• **Task objective**:
The listing below should be printed exactly, every line of it. Skip the pictures.

Stored data
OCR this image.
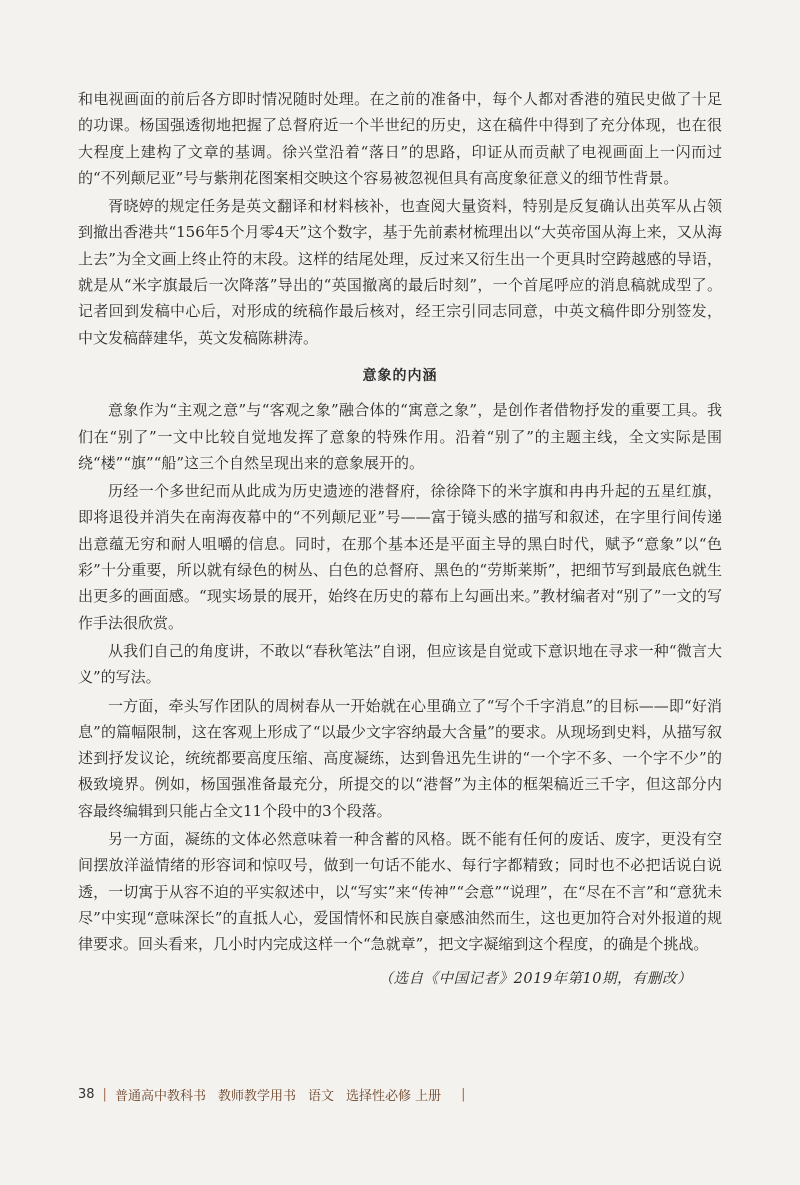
和电视画面的前后各方即时情况随时处理。在之前的准备中，每个人都对香港的殖民史做了十足的功课。杨国强透彻地把握了总督府近一个半世纪的历史，这在稿件中得到了充分体现，也在很大程度上建构了文章的基调。徐兴堂沿着“落日”的思路，印证从而贡献了电视画面上一闪而过的“不列颠尼亚”号与紫荆花图案相交映这个容易被忽视但具有高度象征意义的细节性背景。

胥晓婷的规定任务是英文翻译和材料核补，也查阅大量资料，特别是反复确认出英军从占领到撤出香港共“156年5个月零4天”这个数字，基于先前素材梳理出以“大英帝国从海上来，又从海上去”为全文画上终止符的末段。这样的结尾处理，反过来又衍生出一个更具时空跨越感的导语，就是从“米字旗最后一次降落”导出的“英国撤离的最后时刻”，一个首尾呼应的消息稿就成型了。记者回到发稿中心后，对形成的统稿作最后核对，经王宗引同志同意，中英文稿件即分别签发，中文发稿薛建华，英文发稿陈耕涛。

意象的内涵

意象作为“主观之意”与“客观之象”融合体的“寓意之象”，是创作者借物抒发的重要工具。我们在“别了”一文中比较自觉地发挥了意象的特殊作用。沿着“别了”的主题主线，全文实际是围绕“楼”“旗”“船”这三个自然呈现出来的意象展开的。

历经一个多世纪而从此成为历史遗迹的港督府，徐徐降下的米字旗和冉冉升起的五星红旗，即将退役并消失在南海夜幕中的“不列颠尼亚”号——富于镜头感的描写和叙述，在字里行间传递出意蕴无穷和耐人咀嚼的信息。同时，在那个基本还是平面主导的黑白时代，赋予“意象”以“色彩”十分重要，所以就有绿色的树丛、白色的总督府、黑色的“劳斯莱斯”，把细节写到最底色就生出更多的画面感。“现实场景的展开，始终在历史的幕布上勾画出来。”教材编者对“别了”一文的写作手法很欣赏。

从我们自己的角度讲，不敢以“春秋笔法”自诩，但应该是自觉或下意识地在寻求一种“微言大义”的写法。

一方面，牵头写作团队的周树春从一开始就在心里确立了“写个千字消息”的目标——即“好消息”的篇幅限制，这在客观上形成了“以最少文字容纳最大含量”的要求。从现场到史料，从描写叙述到抒发议论，统统都要高度压缩、高度凝练，达到鲁迅先生讲的“一个字不多、一个字不少”的极致境界。例如，杨国强准备最充分，所提交的以“港督”为主体的框架稿近三千字，但这部分内容最终编辑到只能占全文11个段中的3个段落。

另一方面，凝练的文体必然意味着一种含蓄的风格。既不能有任何的废话、废字，更没有空间摆放洋溢情绪的形容词和惊叹号，做到一句话不能水、每行字都精致；同时也不必把话说白说透，一切寓于从容不迫的平实叙述中，以“写实”来“传神”“会意”“说理”，在“尽在不言”和“意犹未尽”中实现“意味深长”的直抵人心，爱国情怀和民族自豪感油然而生，这也更加符合对外报道的规律要求。回头看来，几小时内完成这样一个“急就章”，把文字凝缩到这个程度，的确是个挑战。

（选自《中国记者》2019年第10期，有删改）
38 | 普通高中教科书 教师教学用书 语文 选择性必修 上册 |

• **Result for this exercise**:
OCR this image.
和电视画面的前后各方即时情况随时处理。在之前的准备中，每个人都对香港的殖民史做了十足的功课。杨国强透彻地把握了总督府近一个半世纪的历史，这在稿件中得到了充分体现，也在很大程度上建构了文章的基调。徐兴堂沿着“落日”的思路，印证从而贡献了电视画面上一闪而过的“不列颠尼亚”号与紫荆花图案相交映这个容易被忽视但具有高度象征意义的细节性背景。

胥晓婷的规定任务是英文翻译和材料核补，也查阅大量资料，特别是反复确认出英军从占领到撤出香港共“156年5个月零4天”这个数字，基于先前素材梳理出以“大英帝国从海上来，又从海上去”为全文画上终止符的末段。这样的结尾处理，反过来又衍生出一个更具时空跨越感的导语，就是从“米字旗最后一次降落”导出的“英国撤离的最后时刻”，一个首尾呼应的消息稿就成型了。记者回到发稿中心后，对形成的统稿作最后核对，经王宗引同志同意，中英文稿件即分别签发，中文发稿薛建华，英文发稿陈耕涛。

意象的内涵

意象作为“主观之意”与“客观之象”融合体的“寓意之象”，是创作者借物抒发的重要工具。我们在“别了”一文中比较自觉地发挥了意象的特殊作用。沿着“别了”的主题主线，全文实际是围绕“楼”“旗”“船”这三个自然呈现出来的意象展开的。

历经一个多世纪而从此成为历史遗迹的港督府，徐徐降下的米字旗和冉冉升起的五星红旗，即将退役并消失在南海夜幕中的“不列颠尼亚”号——富于镜头感的描写和叙述，在字里行间传递出意蕴无穷和耐人咀嚼的信息。同时，在那个基本还是平面主导的黑白时代，赋予“意象”以“色彩”十分重要，所以就有绿色的树丛、白色的总督府、黑色的“劳斯莱斯”，把细节写到最底色就生出更多的画面感。“现实场景的展开，始终在历史的幕布上勾画出来。”教材编者对“别了”一文的写作手法很欣赏。

从我们自己的角度讲，不敢以“春秋笔法”自诩，但应该是自觉或下意识地在寻求一种“微言大义”的写法。

一方面，牵头写作团队的周树春从一开始就在心里确立了“写个千字消息”的目标——即“好消息”的篇幅限制，这在客观上形成了“以最少文字容纳最大含量”的要求。从现场到史料，从描写叙述到抒发议论，统统都要高度压缩、高度凝练，达到鲁迅先生讲的“一个字不多、一个字不少”的极致境界。例如，杨国强准备最充分，所提交的以“港督”为主体的框架稿近三千字，但这部分内容最终编辑到只能占全文11个段中的3个段落。

另一方面，凝练的文体必然意味着一种含蓄的风格。既不能有任何的废话、废字，更没有空间摆放洋溢情绪的形容词和惊叹号，做到一句话不能水、每行字都精致；同时也不必把话说白说透，一切寓于从容不迫的平实叙述中，以“写实”来“传神”“会意”“说理”，在“尽在不言”和“意犹未尽”中实现“意味深长”的直抵人心，爱国情怀和民族自豪感油然而生，这也更加符合对外报道的规律要求。回头看来，几小时内完成这样一个“急就章”，把文字凝缩到这个程度，的确是个挑战。

（选自《中国记者》2019年第10期，有删改）
38 | 普通高中教科书 教师教学用书 语文 选择性必修 上册 |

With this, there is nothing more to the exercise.